» **What is required**
Your copy of the material must match it exactly, except that pictures are dropped.

# start of Data rows

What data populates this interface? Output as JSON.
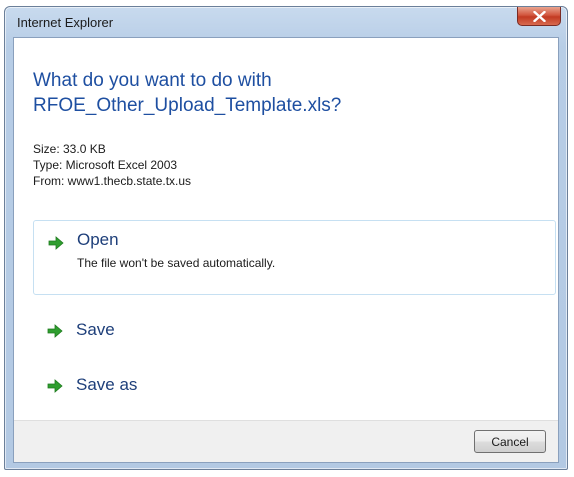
{
  "window": {
    "title": "Internet Explorer"
  },
  "dialog": {
    "question_line1": "What do you want to do with",
    "question_line2": "RFOE_Other_Upload_Template.xls?",
    "info": {
      "size": "Size: 33.0 KB",
      "type": "Type: Microsoft Excel 2003",
      "from": "From: www1.thecb.state.tx.us"
    },
    "options": [
      {
        "label": "Open",
        "description": "The file won't be saved automatically.",
        "icon": "green-arrow-icon"
      },
      {
        "label": "Save",
        "icon": "green-arrow-icon"
      },
      {
        "label": "Save as",
        "icon": "green-arrow-icon"
      }
    ],
    "cancel_label": "Cancel"
  },
  "colors": {
    "heading": "#1e4fa1",
    "option_label": "#1e3f7a",
    "arrow": "#2f9e2f",
    "close_button": "#c8462d"
  }
}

# end of Data rows

» **Answer to this problem**
What data populates this interface? Output as JSON.
{
  "window": {
    "title": "Internet Explorer"
  },
  "dialog": {
    "question_line1": "What do you want to do with",
    "question_line2": "RFOE_Other_Upload_Template.xls?",
    "info": {
      "size": "Size: 33.0 KB",
      "type": "Type: Microsoft Excel 2003",
      "from": "From: www1.thecb.state.tx.us"
    },
    "options": [
      {
        "label": "Open",
        "description": "The file won't be saved automatically.",
        "icon": "green-arrow-icon"
      },
      {
        "label": "Save",
        "icon": "green-arrow-icon"
      },
      {
        "label": "Save as",
        "icon": "green-arrow-icon"
      }
    ],
    "cancel_label": "Cancel"
  },
  "colors": {
    "heading": "#1e4fa1",
    "option_label": "#1e3f7a",
    "arrow": "#2f9e2f",
    "close_button": "#c8462d"
  }
}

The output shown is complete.